- PROVIDED INFORMATION:
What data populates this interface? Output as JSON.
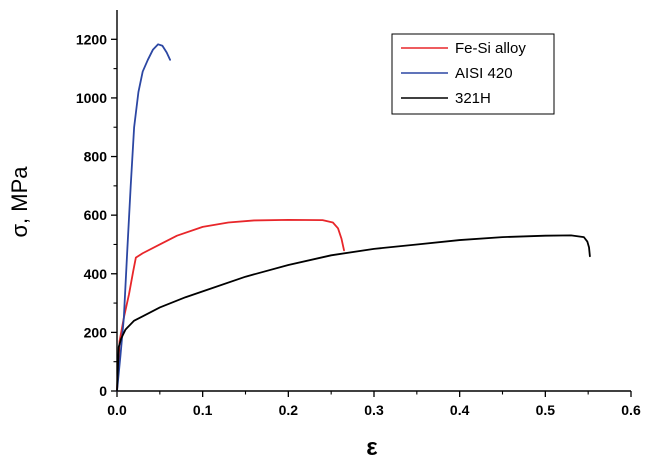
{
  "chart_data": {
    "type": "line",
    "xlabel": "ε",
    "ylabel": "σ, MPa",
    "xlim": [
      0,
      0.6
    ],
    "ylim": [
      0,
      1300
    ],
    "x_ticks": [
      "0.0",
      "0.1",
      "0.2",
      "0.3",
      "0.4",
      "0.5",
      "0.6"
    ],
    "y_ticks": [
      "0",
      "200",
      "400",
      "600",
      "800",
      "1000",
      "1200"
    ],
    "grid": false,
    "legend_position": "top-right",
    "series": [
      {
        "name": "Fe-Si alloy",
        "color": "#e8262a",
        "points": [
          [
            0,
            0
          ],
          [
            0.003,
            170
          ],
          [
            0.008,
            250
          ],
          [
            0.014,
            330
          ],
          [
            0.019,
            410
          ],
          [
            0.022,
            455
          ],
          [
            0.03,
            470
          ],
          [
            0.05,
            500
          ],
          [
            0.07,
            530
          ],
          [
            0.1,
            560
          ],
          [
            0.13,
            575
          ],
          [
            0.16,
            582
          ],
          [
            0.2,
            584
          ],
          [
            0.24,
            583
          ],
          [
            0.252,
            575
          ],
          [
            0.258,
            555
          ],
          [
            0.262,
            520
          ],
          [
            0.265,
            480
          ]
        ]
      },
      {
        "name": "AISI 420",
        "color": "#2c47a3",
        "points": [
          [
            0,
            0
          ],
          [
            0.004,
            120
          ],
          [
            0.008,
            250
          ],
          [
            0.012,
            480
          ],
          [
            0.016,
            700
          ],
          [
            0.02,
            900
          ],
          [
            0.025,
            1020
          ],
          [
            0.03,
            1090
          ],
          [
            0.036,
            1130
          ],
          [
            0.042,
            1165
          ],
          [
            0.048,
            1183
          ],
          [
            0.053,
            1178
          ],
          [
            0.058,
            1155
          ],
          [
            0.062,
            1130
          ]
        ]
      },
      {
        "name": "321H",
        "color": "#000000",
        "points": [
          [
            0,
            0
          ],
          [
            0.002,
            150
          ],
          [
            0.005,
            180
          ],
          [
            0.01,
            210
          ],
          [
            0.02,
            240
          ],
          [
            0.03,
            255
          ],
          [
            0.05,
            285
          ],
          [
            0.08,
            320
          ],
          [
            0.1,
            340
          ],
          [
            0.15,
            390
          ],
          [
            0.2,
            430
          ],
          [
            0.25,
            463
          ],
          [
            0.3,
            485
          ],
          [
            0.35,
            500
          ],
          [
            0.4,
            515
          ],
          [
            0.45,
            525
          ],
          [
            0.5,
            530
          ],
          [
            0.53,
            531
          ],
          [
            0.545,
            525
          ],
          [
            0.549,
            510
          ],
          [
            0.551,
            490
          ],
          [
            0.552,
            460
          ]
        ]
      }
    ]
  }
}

- SHORT PROBLEM:
Write out the material above once more, exactly as it reads, with no pictures.

- FINAL RESULT:
What data populates this interface? Output as JSON.
{
  "chart_data": {
    "type": "line",
    "xlabel": "ε",
    "ylabel": "σ, MPa",
    "xlim": [
      0,
      0.6
    ],
    "ylim": [
      0,
      1300
    ],
    "x_ticks": [
      "0.0",
      "0.1",
      "0.2",
      "0.3",
      "0.4",
      "0.5",
      "0.6"
    ],
    "y_ticks": [
      "0",
      "200",
      "400",
      "600",
      "800",
      "1000",
      "1200"
    ],
    "grid": false,
    "legend_position": "top-right",
    "series": [
      {
        "name": "Fe-Si alloy",
        "color": "#e8262a",
        "points": [
          [
            0,
            0
          ],
          [
            0.003,
            170
          ],
          [
            0.008,
            250
          ],
          [
            0.014,
            330
          ],
          [
            0.019,
            410
          ],
          [
            0.022,
            455
          ],
          [
            0.03,
            470
          ],
          [
            0.05,
            500
          ],
          [
            0.07,
            530
          ],
          [
            0.1,
            560
          ],
          [
            0.13,
            575
          ],
          [
            0.16,
            582
          ],
          [
            0.2,
            584
          ],
          [
            0.24,
            583
          ],
          [
            0.252,
            575
          ],
          [
            0.258,
            555
          ],
          [
            0.262,
            520
          ],
          [
            0.265,
            480
          ]
        ]
      },
      {
        "name": "AISI 420",
        "color": "#2c47a3",
        "points": [
          [
            0,
            0
          ],
          [
            0.004,
            120
          ],
          [
            0.008,
            250
          ],
          [
            0.012,
            480
          ],
          [
            0.016,
            700
          ],
          [
            0.02,
            900
          ],
          [
            0.025,
            1020
          ],
          [
            0.03,
            1090
          ],
          [
            0.036,
            1130
          ],
          [
            0.042,
            1165
          ],
          [
            0.048,
            1183
          ],
          [
            0.053,
            1178
          ],
          [
            0.058,
            1155
          ],
          [
            0.062,
            1130
          ]
        ]
      },
      {
        "name": "321H",
        "color": "#000000",
        "points": [
          [
            0,
            0
          ],
          [
            0.002,
            150
          ],
          [
            0.005,
            180
          ],
          [
            0.01,
            210
          ],
          [
            0.02,
            240
          ],
          [
            0.03,
            255
          ],
          [
            0.05,
            285
          ],
          [
            0.08,
            320
          ],
          [
            0.1,
            340
          ],
          [
            0.15,
            390
          ],
          [
            0.2,
            430
          ],
          [
            0.25,
            463
          ],
          [
            0.3,
            485
          ],
          [
            0.35,
            500
          ],
          [
            0.4,
            515
          ],
          [
            0.45,
            525
          ],
          [
            0.5,
            530
          ],
          [
            0.53,
            531
          ],
          [
            0.545,
            525
          ],
          [
            0.549,
            510
          ],
          [
            0.551,
            490
          ],
          [
            0.552,
            460
          ]
        ]
      }
    ]
  }
}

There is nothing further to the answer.